::: Data rows :::
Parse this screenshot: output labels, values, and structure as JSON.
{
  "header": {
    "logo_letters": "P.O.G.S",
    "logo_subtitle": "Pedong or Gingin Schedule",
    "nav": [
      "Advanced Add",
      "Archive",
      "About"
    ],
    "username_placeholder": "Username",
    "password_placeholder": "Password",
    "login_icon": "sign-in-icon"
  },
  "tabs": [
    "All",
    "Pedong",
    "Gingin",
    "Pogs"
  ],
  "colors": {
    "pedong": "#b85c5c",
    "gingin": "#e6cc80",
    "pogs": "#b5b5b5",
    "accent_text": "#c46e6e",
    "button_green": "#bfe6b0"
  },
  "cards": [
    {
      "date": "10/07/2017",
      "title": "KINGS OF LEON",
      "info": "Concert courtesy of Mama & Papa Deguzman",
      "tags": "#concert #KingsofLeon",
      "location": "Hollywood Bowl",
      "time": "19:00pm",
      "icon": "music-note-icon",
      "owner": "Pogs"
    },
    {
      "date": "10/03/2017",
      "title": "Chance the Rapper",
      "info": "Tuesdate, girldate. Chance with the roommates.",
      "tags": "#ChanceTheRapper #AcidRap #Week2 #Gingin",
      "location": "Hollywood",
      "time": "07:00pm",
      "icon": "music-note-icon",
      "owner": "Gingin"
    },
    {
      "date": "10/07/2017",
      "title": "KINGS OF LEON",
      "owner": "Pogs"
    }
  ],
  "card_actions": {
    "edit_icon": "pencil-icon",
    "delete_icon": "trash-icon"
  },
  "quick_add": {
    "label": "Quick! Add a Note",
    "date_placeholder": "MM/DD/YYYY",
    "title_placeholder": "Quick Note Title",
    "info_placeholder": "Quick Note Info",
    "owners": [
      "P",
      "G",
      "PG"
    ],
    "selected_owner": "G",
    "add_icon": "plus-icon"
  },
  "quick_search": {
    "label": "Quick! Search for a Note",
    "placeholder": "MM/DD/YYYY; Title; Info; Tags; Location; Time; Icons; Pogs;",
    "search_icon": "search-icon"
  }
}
:::
**Task to carry out:** Give a word-for-word copy of the records.

**Solution for this problem:**
Parse this screenshot: output labels, values, and structure as JSON.
{
  "header": {
    "logo_letters": "P.O.G.S",
    "logo_subtitle": "Pedong or Gingin Schedule",
    "nav": [
      "Advanced Add",
      "Archive",
      "About"
    ],
    "username_placeholder": "Username",
    "password_placeholder": "Password",
    "login_icon": "sign-in-icon"
  },
  "tabs": [
    "All",
    "Pedong",
    "Gingin",
    "Pogs"
  ],
  "colors": {
    "pedong": "#b85c5c",
    "gingin": "#e6cc80",
    "pogs": "#b5b5b5",
    "accent_text": "#c46e6e",
    "button_green": "#bfe6b0"
  },
  "cards": [
    {
      "date": "10/07/2017",
      "title": "KINGS OF LEON",
      "info": "Concert courtesy of Mama & Papa Deguzman",
      "tags": "#concert #KingsofLeon",
      "location": "Hollywood Bowl",
      "time": "19:00pm",
      "icon": "music-note-icon",
      "owner": "Pogs"
    },
    {
      "date": "10/03/2017",
      "title": "Chance the Rapper",
      "info": "Tuesdate, girldate. Chance with the roommates.",
      "tags": "#ChanceTheRapper #AcidRap #Week2 #Gingin",
      "location": "Hollywood",
      "time": "07:00pm",
      "icon": "music-note-icon",
      "owner": "Gingin"
    },
    {
      "date": "10/07/2017",
      "title": "KINGS OF LEON",
      "owner": "Pogs"
    }
  ],
  "card_actions": {
    "edit_icon": "pencil-icon",
    "delete_icon": "trash-icon"
  },
  "quick_add": {
    "label": "Quick! Add a Note",
    "date_placeholder": "MM/DD/YYYY",
    "title_placeholder": "Quick Note Title",
    "info_placeholder": "Quick Note Info",
    "owners": [
      "P",
      "G",
      "PG"
    ],
    "selected_owner": "G",
    "add_icon": "plus-icon"
  },
  "quick_search": {
    "label": "Quick! Search for a Note",
    "placeholder": "MM/DD/YYYY; Title; Info; Tags; Location; Time; Icons; Pogs;",
    "search_icon": "search-icon"
  }
}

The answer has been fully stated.